--- INPUT ---
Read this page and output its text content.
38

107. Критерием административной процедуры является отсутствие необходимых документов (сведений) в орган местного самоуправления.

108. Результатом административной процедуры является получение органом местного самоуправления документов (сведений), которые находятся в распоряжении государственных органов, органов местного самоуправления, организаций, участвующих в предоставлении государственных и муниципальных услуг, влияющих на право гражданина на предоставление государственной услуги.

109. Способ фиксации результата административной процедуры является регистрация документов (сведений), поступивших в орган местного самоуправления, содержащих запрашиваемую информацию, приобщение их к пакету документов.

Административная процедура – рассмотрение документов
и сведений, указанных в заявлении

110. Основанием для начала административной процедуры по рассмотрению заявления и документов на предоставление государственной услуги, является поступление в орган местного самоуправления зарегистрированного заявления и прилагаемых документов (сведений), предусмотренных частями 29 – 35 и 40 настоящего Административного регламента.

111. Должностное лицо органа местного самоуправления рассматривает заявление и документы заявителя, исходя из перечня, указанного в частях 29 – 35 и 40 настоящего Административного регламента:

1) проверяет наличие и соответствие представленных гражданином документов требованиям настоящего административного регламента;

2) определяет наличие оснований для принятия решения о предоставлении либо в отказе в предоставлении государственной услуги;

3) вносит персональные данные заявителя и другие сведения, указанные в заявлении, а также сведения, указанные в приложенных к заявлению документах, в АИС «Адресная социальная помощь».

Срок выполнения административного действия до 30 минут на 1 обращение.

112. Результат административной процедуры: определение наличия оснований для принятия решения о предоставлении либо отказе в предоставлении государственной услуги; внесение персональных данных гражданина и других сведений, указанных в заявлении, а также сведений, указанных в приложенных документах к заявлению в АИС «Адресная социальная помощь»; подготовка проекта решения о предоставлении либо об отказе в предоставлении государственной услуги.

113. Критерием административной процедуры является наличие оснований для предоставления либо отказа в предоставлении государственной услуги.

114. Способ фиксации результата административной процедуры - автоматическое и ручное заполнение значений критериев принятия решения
---
Write the data from above out again, exactly.

Read this page and output its text content.
38

107. Критерием административной процедуры является отсутствие необходимых документов (сведений) в орган местного самоуправления.

108. Результатом административной процедуры является получение органом местного самоуправления документов (сведений), которые находятся в распоряжении государственных органов, органов местного самоуправления, организаций, участвующих в предоставлении государственных и муниципальных услуг, влияющих на право гражданина на предоставление государственной услуги.

109. Способ фиксации результата административной процедуры является регистрация документов (сведений), поступивших в орган местного самоуправления, содержащих запрашиваемую информацию, приобщение их к пакету документов.

Административная процедура – рассмотрение документов
и сведений, указанных в заявлении

110. Основанием для начала административной процедуры по рассмотрению заявления и документов на предоставление государственной услуги, является поступление в орган местного самоуправления зарегистрированного заявления и прилагаемых документов (сведений), предусмотренных частями 29 – 35 и 40 настоящего Административного регламента.

111. Должностное лицо органа местного самоуправления рассматривает заявление и документы заявителя, исходя из перечня, указанного в частях 29 – 35 и 40 настоящего Административного регламента:

1) проверяет наличие и соответствие представленных гражданином документов требованиям настоящего административного регламента;

2) определяет наличие оснований для принятия решения о предоставлении либо в отказе в предоставлении государственной услуги;

3) вносит персональные данные заявителя и другие сведения, указанные в заявлении, а также сведения, указанные в приложенных к заявлению документах, в АИС «Адресная социальная помощь».

Срок выполнения административного действия до 30 минут на 1 обращение.

112. Результат административной процедуры: определение наличия оснований для принятия решения о предоставлении либо отказе в предоставлении государственной услуги; внесение персональных данных гражданина и других сведений, указанных в заявлении, а также сведений, указанных в приложенных документах к заявлению в АИС «Адресная социальная помощь»; подготовка проекта решения о предоставлении либо об отказе в предоставлении государственной услуги.

113. Критерием административной процедуры является наличие оснований для предоставления либо отказа в предоставлении государственной услуги.

114. Способ фиксации результата административной процедуры - автоматическое и ручное заполнение значений критериев принятия решения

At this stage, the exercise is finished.